-- DATA IN THIS EXERCISE start --
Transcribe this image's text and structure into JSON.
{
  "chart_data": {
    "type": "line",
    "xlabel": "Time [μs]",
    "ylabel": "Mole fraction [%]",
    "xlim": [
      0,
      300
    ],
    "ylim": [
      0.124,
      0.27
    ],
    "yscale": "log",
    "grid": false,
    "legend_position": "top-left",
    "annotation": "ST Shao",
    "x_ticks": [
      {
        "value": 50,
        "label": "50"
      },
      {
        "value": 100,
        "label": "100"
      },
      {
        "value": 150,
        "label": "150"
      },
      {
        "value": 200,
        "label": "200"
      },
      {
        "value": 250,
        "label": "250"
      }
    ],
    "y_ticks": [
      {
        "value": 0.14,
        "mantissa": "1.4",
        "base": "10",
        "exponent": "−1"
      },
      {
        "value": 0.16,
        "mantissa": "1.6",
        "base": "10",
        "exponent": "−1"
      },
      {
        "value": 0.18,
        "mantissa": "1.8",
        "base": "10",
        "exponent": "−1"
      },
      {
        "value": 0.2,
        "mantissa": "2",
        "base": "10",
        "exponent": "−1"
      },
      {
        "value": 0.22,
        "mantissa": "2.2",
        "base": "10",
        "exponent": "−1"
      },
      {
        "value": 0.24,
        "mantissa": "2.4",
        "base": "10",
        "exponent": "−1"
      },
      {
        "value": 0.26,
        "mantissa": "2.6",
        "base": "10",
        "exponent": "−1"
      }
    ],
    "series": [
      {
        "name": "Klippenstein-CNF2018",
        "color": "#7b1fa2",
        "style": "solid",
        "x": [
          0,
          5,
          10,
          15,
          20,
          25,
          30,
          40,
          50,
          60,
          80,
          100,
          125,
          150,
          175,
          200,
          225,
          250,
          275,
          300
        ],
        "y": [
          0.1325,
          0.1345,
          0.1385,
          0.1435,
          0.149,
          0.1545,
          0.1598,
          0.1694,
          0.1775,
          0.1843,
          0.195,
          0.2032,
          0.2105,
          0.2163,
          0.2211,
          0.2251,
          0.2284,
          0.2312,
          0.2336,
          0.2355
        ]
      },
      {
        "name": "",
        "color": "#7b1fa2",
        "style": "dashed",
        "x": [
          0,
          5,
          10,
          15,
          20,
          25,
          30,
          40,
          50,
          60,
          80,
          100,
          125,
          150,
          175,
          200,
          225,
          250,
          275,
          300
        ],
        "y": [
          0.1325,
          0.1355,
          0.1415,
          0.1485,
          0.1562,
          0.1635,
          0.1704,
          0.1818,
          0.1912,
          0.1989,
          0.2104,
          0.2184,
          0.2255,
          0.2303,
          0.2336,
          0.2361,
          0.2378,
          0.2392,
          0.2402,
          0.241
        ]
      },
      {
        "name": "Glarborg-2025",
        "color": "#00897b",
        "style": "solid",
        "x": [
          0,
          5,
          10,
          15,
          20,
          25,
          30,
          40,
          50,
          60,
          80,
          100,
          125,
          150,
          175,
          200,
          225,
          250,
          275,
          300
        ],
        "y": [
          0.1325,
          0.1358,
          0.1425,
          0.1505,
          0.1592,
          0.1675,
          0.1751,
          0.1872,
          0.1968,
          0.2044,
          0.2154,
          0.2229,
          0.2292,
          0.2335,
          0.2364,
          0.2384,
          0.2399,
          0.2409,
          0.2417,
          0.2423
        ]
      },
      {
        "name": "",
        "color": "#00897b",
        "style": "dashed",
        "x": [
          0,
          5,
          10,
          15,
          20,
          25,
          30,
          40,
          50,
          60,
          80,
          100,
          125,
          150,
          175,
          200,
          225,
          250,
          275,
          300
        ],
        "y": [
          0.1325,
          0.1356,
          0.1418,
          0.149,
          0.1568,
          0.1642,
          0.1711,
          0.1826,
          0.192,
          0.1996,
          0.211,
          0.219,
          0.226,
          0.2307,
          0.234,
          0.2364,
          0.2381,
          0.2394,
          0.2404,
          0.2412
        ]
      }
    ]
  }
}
-- DATA IN THIS EXERCISE end --
— EXERCISE INSTRUCTIONS —
From the records above, pick out and copy each line holding the word "name".

— THE OUTPUT —
        "name": "Klippenstein-CNF2018",
        "name": "",
        "name": "Glarborg-2025",
        "name": "",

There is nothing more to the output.